Provided records
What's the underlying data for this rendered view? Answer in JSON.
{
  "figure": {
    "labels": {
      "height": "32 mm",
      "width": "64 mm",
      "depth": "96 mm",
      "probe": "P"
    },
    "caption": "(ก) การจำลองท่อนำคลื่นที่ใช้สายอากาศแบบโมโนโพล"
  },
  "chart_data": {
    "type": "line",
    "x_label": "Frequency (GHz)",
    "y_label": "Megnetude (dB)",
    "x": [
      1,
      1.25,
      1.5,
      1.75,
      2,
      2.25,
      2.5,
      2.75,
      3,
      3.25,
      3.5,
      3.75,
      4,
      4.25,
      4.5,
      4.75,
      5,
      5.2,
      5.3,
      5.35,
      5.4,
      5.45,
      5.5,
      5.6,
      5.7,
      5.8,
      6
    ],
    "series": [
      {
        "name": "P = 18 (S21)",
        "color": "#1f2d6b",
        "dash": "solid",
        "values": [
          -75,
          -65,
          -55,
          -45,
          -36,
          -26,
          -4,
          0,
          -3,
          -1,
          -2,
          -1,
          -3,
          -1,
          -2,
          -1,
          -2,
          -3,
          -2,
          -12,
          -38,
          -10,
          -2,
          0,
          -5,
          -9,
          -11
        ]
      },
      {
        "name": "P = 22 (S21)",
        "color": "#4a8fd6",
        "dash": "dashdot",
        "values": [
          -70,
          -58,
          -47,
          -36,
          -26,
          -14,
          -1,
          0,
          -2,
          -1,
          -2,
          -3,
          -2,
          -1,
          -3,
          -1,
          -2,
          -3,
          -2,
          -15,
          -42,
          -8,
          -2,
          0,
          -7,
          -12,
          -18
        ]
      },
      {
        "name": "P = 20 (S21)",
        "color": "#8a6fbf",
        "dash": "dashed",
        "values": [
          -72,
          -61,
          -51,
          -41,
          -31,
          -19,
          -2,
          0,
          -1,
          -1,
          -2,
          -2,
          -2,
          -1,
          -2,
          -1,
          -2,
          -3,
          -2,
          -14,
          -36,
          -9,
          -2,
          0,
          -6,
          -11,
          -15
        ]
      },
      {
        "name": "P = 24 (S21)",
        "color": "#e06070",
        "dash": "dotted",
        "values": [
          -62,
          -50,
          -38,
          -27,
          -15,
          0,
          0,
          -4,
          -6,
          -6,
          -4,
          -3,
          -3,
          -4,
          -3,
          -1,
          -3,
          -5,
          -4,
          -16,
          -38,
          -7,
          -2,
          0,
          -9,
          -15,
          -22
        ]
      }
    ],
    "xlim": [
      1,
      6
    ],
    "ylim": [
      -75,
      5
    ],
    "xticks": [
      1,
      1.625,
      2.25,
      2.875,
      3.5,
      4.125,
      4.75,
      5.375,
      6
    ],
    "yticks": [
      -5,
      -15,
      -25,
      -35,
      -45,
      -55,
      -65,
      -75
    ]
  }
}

Set exercise
For each line in the data above that contains the string "color", extract the line.

Task answer
        "color": "#1f2d6b",
        "color": "#4a8fd6",
        "color": "#8a6fbf",
        "color": "#e06070",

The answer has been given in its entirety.